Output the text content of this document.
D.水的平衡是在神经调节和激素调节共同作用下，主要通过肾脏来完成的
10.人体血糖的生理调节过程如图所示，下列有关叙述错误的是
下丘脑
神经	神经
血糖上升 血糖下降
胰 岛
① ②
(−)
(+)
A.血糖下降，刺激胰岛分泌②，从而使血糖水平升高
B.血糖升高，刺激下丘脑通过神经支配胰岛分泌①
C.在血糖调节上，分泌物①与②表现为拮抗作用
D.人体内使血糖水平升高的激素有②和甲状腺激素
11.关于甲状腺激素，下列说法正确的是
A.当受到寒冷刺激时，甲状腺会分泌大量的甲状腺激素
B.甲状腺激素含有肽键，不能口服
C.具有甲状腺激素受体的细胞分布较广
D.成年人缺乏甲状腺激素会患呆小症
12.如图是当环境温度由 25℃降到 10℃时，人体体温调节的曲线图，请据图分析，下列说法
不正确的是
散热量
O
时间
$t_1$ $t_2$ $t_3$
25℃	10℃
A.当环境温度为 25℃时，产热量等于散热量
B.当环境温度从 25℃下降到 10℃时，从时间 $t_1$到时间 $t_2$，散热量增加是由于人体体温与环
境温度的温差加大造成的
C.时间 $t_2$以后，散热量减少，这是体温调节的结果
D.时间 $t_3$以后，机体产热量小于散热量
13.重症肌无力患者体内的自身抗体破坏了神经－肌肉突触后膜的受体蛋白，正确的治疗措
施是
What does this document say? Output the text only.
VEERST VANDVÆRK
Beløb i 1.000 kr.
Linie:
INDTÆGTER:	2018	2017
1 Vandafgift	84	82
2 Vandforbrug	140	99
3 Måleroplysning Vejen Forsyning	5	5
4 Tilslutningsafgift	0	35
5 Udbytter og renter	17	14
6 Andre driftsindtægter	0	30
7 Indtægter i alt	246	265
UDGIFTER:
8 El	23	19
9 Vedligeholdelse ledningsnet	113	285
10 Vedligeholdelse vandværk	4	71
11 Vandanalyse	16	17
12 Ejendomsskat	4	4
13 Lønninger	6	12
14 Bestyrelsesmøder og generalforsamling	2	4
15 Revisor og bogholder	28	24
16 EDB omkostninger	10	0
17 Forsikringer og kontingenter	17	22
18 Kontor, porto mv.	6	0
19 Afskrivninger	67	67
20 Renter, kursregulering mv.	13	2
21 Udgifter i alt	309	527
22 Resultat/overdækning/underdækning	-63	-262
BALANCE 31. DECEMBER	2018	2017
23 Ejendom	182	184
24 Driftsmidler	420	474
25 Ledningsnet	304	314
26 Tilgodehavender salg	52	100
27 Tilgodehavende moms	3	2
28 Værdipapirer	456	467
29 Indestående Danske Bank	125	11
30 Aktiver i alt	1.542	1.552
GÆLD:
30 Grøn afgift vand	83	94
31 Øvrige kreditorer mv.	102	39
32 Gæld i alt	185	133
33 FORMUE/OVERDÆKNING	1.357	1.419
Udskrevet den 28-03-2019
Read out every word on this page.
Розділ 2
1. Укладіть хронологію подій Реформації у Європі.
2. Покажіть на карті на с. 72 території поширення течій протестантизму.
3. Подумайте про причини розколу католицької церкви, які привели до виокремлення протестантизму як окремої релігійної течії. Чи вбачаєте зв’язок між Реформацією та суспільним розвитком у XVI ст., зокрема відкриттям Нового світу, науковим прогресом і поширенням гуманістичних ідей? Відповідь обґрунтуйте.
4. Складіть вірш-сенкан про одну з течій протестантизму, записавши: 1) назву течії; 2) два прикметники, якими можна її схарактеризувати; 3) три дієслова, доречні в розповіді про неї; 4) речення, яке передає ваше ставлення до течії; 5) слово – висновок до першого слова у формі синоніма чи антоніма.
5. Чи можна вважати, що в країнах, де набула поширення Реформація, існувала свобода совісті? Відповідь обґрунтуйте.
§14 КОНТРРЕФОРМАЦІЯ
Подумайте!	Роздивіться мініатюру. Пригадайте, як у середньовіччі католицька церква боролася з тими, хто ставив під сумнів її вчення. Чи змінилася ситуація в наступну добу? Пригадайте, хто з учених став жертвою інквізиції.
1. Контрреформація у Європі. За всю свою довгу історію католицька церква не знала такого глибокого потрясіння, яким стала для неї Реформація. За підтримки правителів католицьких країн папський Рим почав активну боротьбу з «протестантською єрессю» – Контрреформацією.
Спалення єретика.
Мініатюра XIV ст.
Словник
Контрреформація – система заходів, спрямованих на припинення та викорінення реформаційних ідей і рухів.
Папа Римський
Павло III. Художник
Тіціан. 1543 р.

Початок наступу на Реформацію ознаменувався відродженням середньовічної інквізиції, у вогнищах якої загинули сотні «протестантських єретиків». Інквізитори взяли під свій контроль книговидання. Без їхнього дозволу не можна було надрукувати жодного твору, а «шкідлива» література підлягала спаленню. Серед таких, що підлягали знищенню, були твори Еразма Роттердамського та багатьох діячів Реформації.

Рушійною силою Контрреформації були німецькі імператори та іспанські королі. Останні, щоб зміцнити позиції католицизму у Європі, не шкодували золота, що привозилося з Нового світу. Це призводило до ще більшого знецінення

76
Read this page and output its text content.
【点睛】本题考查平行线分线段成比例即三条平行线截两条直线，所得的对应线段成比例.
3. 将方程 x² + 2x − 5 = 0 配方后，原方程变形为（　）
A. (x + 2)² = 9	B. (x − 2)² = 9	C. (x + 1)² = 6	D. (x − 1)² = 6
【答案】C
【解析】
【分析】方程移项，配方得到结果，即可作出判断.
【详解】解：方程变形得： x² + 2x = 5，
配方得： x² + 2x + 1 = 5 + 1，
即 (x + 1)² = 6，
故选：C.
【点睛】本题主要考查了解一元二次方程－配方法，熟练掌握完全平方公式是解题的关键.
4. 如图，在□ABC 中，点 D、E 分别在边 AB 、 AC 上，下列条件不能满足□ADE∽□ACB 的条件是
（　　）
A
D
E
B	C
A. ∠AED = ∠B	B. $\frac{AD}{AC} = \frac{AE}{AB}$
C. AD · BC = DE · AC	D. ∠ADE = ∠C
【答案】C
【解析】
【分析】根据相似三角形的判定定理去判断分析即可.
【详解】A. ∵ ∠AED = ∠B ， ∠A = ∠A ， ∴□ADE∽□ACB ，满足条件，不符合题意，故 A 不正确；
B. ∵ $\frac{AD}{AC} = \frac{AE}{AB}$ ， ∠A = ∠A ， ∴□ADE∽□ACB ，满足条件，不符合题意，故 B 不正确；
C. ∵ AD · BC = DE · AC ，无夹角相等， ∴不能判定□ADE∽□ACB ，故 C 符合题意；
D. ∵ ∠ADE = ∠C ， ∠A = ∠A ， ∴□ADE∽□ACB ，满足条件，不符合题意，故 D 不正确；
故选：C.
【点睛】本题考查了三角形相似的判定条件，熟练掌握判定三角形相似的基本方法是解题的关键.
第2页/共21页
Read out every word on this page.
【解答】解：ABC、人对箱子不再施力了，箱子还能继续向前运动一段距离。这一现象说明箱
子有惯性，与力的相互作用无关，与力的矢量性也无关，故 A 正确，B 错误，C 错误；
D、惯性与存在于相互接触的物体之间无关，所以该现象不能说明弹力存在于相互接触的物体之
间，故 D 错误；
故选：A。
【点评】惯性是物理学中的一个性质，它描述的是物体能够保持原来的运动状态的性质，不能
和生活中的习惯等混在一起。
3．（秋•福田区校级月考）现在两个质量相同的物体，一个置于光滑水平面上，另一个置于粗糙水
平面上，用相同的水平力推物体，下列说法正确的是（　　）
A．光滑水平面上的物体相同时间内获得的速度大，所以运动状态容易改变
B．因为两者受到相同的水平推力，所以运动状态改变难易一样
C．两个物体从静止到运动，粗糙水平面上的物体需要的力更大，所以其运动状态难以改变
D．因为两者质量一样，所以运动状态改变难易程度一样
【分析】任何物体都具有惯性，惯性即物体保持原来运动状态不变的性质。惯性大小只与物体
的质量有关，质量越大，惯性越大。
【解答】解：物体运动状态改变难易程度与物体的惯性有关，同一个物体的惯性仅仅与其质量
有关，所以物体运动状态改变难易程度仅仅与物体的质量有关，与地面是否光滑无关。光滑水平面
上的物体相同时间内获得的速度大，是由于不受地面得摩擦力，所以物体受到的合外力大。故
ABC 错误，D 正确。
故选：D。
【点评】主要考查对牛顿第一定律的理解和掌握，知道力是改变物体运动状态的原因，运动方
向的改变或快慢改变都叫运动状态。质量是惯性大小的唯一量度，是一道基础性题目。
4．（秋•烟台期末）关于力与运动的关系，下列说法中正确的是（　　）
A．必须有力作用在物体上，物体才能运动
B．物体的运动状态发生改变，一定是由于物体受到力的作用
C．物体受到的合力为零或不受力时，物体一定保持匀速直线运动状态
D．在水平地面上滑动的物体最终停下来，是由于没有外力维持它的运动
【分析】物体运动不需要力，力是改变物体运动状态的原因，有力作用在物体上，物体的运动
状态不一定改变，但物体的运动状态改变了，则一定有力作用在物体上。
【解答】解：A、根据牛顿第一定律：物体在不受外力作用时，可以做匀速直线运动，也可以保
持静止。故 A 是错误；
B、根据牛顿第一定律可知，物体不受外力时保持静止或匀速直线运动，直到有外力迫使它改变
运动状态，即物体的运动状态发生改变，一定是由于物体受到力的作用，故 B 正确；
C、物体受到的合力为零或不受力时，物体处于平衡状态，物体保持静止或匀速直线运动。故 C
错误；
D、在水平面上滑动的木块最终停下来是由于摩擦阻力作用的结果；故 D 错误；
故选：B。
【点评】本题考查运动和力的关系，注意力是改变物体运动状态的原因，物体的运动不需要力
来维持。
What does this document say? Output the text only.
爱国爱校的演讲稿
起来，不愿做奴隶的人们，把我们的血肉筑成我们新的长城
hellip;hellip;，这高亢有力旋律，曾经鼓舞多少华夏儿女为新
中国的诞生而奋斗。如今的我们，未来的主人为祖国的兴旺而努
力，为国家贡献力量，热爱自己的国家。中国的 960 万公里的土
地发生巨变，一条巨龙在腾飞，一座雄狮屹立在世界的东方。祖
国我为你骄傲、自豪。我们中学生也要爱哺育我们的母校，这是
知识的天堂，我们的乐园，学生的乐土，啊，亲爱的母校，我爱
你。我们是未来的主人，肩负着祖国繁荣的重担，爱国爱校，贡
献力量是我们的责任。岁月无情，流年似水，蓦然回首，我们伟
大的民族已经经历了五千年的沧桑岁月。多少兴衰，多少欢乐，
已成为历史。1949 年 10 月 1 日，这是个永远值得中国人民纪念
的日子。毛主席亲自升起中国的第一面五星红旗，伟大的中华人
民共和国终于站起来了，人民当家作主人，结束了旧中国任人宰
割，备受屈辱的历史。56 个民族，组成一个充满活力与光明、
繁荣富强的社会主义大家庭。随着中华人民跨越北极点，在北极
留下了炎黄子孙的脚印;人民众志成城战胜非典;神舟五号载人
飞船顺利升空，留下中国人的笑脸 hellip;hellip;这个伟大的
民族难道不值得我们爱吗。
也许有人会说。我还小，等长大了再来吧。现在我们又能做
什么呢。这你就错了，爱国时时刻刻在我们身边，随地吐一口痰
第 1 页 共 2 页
****
◆ **Short exercise**
Select every line in the material above where the string "Vedligeholdelse" occurs, and copy it.

◆ **The result**
9 Vedligeholdelse ledningsnet	113	285
10 Vedligeholdelse vandværk	4	71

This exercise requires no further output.